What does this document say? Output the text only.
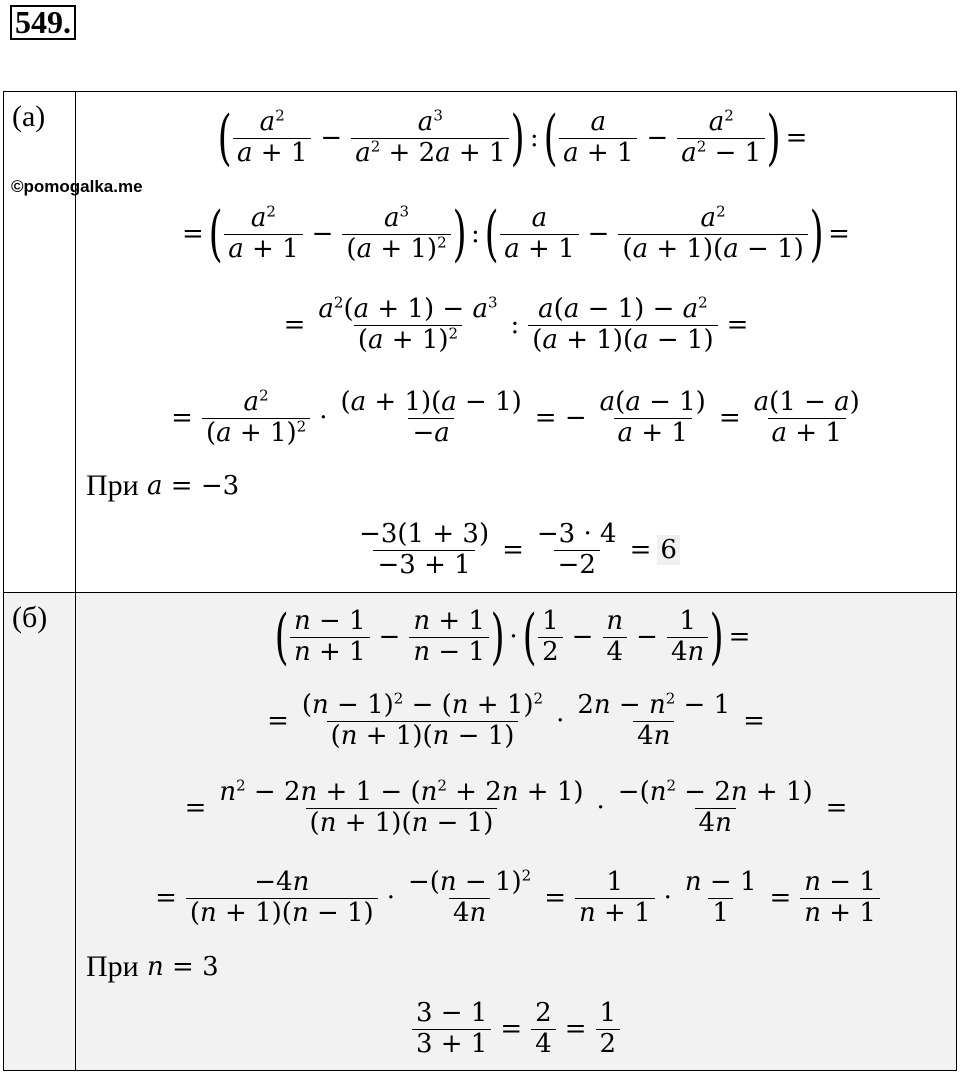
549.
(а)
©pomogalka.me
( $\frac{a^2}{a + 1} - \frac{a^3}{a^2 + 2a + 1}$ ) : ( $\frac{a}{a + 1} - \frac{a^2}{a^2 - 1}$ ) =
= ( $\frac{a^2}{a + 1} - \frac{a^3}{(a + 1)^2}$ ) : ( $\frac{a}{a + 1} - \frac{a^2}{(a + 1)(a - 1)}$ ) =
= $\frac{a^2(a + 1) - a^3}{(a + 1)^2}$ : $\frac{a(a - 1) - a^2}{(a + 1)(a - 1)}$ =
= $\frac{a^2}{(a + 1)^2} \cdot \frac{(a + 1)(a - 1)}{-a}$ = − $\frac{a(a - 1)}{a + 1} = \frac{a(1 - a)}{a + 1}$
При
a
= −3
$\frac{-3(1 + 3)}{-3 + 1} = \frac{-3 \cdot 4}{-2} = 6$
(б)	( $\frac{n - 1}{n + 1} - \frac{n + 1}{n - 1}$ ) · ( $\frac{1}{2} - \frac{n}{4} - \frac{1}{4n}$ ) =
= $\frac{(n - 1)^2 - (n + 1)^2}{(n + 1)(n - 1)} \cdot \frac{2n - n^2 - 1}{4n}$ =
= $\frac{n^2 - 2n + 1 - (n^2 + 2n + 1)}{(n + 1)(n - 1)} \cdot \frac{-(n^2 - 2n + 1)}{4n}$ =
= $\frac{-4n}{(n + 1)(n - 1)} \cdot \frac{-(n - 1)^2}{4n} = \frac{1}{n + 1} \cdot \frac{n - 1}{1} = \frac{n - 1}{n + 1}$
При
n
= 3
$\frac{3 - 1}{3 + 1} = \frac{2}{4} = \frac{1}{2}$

AIM >>
Without including the pictures, reproduce all entries exactly.

EXERCISE OUTPUT >>
What does this document say? Output the text only.
549.
(а)
©pomogalka.me
( $\frac{a^2}{a + 1} - \frac{a^3}{a^2 + 2a + 1}$ ) : ( $\frac{a}{a + 1} - \frac{a^2}{a^2 - 1}$ ) =
= ( $\frac{a^2}{a + 1} - \frac{a^3}{(a + 1)^2}$ ) : ( $\frac{a}{a + 1} - \frac{a^2}{(a + 1)(a - 1)}$ ) =
= $\frac{a^2(a + 1) - a^3}{(a + 1)^2}$ : $\frac{a(a - 1) - a^2}{(a + 1)(a - 1)}$ =
= $\frac{a^2}{(a + 1)^2} \cdot \frac{(a + 1)(a - 1)}{-a}$ = − $\frac{a(a - 1)}{a + 1} = \frac{a(1 - a)}{a + 1}$
При
a
= −3
$\frac{-3(1 + 3)}{-3 + 1} = \frac{-3 \cdot 4}{-2} = 6$
(б)	( $\frac{n - 1}{n + 1} - \frac{n + 1}{n - 1}$ ) · ( $\frac{1}{2} - \frac{n}{4} - \frac{1}{4n}$ ) =
= $\frac{(n - 1)^2 - (n + 1)^2}{(n + 1)(n - 1)} \cdot \frac{2n - n^2 - 1}{4n}$ =
= $\frac{n^2 - 2n + 1 - (n^2 + 2n + 1)}{(n + 1)(n - 1)} \cdot \frac{-(n^2 - 2n + 1)}{4n}$ =
= $\frac{-4n}{(n + 1)(n - 1)} \cdot \frac{-(n - 1)^2}{4n} = \frac{1}{n + 1} \cdot \frac{n - 1}{1} = \frac{n - 1}{n + 1}$
При
n
= 3
$\frac{3 - 1}{3 + 1} = \frac{2}{4} = \frac{1}{2}$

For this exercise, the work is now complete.